■ Records supplied

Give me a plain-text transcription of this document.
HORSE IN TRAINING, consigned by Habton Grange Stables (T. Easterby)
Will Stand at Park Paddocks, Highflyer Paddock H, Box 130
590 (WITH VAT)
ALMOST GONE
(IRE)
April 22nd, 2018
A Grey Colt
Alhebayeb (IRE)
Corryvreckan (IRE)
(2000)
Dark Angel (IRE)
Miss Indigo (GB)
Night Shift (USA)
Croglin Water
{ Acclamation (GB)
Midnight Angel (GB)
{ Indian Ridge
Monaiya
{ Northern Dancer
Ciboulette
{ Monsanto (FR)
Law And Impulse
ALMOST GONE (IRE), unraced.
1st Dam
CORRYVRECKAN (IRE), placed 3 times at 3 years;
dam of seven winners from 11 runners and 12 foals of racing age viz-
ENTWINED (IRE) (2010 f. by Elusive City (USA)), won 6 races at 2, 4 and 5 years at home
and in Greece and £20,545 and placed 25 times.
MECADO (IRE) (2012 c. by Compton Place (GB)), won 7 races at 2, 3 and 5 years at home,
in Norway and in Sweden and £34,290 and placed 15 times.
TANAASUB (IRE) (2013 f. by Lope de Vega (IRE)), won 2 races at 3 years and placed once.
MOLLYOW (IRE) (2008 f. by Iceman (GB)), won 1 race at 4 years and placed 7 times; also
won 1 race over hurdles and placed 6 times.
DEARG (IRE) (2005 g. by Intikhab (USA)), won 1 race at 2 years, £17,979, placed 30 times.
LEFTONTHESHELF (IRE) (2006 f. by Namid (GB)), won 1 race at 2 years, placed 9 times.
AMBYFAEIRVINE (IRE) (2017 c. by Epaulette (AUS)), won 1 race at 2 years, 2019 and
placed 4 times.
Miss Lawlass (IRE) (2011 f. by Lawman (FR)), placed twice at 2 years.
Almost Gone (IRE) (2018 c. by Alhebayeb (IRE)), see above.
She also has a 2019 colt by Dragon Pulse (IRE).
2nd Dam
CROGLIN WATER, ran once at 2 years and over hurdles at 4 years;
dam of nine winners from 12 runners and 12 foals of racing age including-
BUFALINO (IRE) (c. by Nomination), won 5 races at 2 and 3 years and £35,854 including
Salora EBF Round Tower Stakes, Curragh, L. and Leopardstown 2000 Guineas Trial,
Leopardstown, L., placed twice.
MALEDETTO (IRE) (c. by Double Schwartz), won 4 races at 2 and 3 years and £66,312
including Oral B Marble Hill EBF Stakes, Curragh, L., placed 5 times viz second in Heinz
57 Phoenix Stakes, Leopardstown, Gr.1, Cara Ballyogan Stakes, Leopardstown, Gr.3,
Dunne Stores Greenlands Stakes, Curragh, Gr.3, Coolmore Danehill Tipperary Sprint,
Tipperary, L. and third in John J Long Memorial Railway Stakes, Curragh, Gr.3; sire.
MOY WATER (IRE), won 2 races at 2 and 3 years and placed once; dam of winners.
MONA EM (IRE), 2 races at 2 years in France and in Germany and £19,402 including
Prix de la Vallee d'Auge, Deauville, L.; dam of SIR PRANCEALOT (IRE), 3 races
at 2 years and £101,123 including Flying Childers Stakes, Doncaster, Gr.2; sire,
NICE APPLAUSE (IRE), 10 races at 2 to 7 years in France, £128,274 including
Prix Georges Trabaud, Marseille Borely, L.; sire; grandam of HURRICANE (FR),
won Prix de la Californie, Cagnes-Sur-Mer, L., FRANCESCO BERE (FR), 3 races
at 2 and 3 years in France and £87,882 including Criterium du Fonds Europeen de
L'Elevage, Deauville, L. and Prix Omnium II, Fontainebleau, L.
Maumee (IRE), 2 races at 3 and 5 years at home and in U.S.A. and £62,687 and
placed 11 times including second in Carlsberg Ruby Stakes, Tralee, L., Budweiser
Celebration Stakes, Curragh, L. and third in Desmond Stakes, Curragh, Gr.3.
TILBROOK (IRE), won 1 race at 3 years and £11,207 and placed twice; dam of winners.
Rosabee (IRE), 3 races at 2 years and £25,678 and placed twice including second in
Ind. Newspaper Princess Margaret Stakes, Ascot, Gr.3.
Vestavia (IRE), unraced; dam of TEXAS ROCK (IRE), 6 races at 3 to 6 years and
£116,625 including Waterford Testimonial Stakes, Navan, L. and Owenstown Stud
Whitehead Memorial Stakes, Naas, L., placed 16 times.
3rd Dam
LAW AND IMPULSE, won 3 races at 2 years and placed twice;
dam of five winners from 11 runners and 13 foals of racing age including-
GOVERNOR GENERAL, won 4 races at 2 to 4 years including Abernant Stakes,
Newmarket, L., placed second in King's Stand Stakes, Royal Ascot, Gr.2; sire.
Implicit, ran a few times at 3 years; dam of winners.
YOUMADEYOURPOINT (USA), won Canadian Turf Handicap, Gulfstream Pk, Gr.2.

■ Exercise details
Restate the whole listing exactly, leaving out nothing.

■ Response below
Give me a plain-text transcription of this document.
HORSE IN TRAINING, consigned by Habton Grange Stables (T. Easterby)
Will Stand at Park Paddocks, Highflyer Paddock H, Box 130
590 (WITH VAT)
ALMOST GONE
(IRE)
April 22nd, 2018
A Grey Colt
Alhebayeb (IRE)
Corryvreckan (IRE)
(2000)
Dark Angel (IRE)
Miss Indigo (GB)
Night Shift (USA)
Croglin Water
{ Acclamation (GB)
Midnight Angel (GB)
{ Indian Ridge
Monaiya
{ Northern Dancer
Ciboulette
{ Monsanto (FR)
Law And Impulse
ALMOST GONE (IRE), unraced.
1st Dam
CORRYVRECKAN (IRE), placed 3 times at 3 years;
dam of seven winners from 11 runners and 12 foals of racing age viz-
ENTWINED (IRE) (2010 f. by Elusive City (USA)), won 6 races at 2, 4 and 5 years at home
and in Greece and £20,545 and placed 25 times.
MECADO (IRE) (2012 c. by Compton Place (GB)), won 7 races at 2, 3 and 5 years at home,
in Norway and in Sweden and £34,290 and placed 15 times.
TANAASUB (IRE) (2013 f. by Lope de Vega (IRE)), won 2 races at 3 years and placed once.
MOLLYOW (IRE) (2008 f. by Iceman (GB)), won 1 race at 4 years and placed 7 times; also
won 1 race over hurdles and placed 6 times.
DEARG (IRE) (2005 g. by Intikhab (USA)), won 1 race at 2 years, £17,979, placed 30 times.
LEFTONTHESHELF (IRE) (2006 f. by Namid (GB)), won 1 race at 2 years, placed 9 times.
AMBYFAEIRVINE (IRE) (2017 c. by Epaulette (AUS)), won 1 race at 2 years, 2019 and
placed 4 times.
Miss Lawlass (IRE) (2011 f. by Lawman (FR)), placed twice at 2 years.
Almost Gone (IRE) (2018 c. by Alhebayeb (IRE)), see above.
She also has a 2019 colt by Dragon Pulse (IRE).
2nd Dam
CROGLIN WATER, ran once at 2 years and over hurdles at 4 years;
dam of nine winners from 12 runners and 12 foals of racing age including-
BUFALINO (IRE) (c. by Nomination), won 5 races at 2 and 3 years and £35,854 including
Salora EBF Round Tower Stakes, Curragh, L. and Leopardstown 2000 Guineas Trial,
Leopardstown, L., placed twice.
MALEDETTO (IRE) (c. by Double Schwartz), won 4 races at 2 and 3 years and £66,312
including Oral B Marble Hill EBF Stakes, Curragh, L., placed 5 times viz second in Heinz
57 Phoenix Stakes, Leopardstown, Gr.1, Cara Ballyogan Stakes, Leopardstown, Gr.3,
Dunne Stores Greenlands Stakes, Curragh, Gr.3, Coolmore Danehill Tipperary Sprint,
Tipperary, L. and third in John J Long Memorial Railway Stakes, Curragh, Gr.3; sire.
MOY WATER (IRE), won 2 races at 2 and 3 years and placed once; dam of winners.
MONA EM (IRE), 2 races at 2 years in France and in Germany and £19,402 including
Prix de la Vallee d'Auge, Deauville, L.; dam of SIR PRANCEALOT (IRE), 3 races
at 2 years and £101,123 including Flying Childers Stakes, Doncaster, Gr.2; sire,
NICE APPLAUSE (IRE), 10 races at 2 to 7 years in France, £128,274 including
Prix Georges Trabaud, Marseille Borely, L.; sire; grandam of HURRICANE (FR),
won Prix de la Californie, Cagnes-Sur-Mer, L., FRANCESCO BERE (FR), 3 races
at 2 and 3 years in France and £87,882 including Criterium du Fonds Europeen de
L'Elevage, Deauville, L. and Prix Omnium II, Fontainebleau, L.
Maumee (IRE), 2 races at 3 and 5 years at home and in U.S.A. and £62,687 and
placed 11 times including second in Carlsberg Ruby Stakes, Tralee, L., Budweiser
Celebration Stakes, Curragh, L. and third in Desmond Stakes, Curragh, Gr.3.
TILBROOK (IRE), won 1 race at 3 years and £11,207 and placed twice; dam of winners.
Rosabee (IRE), 3 races at 2 years and £25,678 and placed twice including second in
Ind. Newspaper Princess Margaret Stakes, Ascot, Gr.3.
Vestavia (IRE), unraced; dam of TEXAS ROCK (IRE), 6 races at 3 to 6 years and
£116,625 including Waterford Testimonial Stakes, Navan, L. and Owenstown Stud
Whitehead Memorial Stakes, Naas, L., placed 16 times.
3rd Dam
LAW AND IMPULSE, won 3 races at 2 years and placed twice;
dam of five winners from 11 runners and 13 foals of racing age including-
GOVERNOR GENERAL, won 4 races at 2 to 4 years including Abernant Stakes,
Newmarket, L., placed second in King's Stand Stakes, Royal Ascot, Gr.2; sire.
Implicit, ran a few times at 3 years; dam of winners.
YOUMADEYOURPOINT (USA), won Canadian Turf Handicap, Gulfstream Pk, Gr.2.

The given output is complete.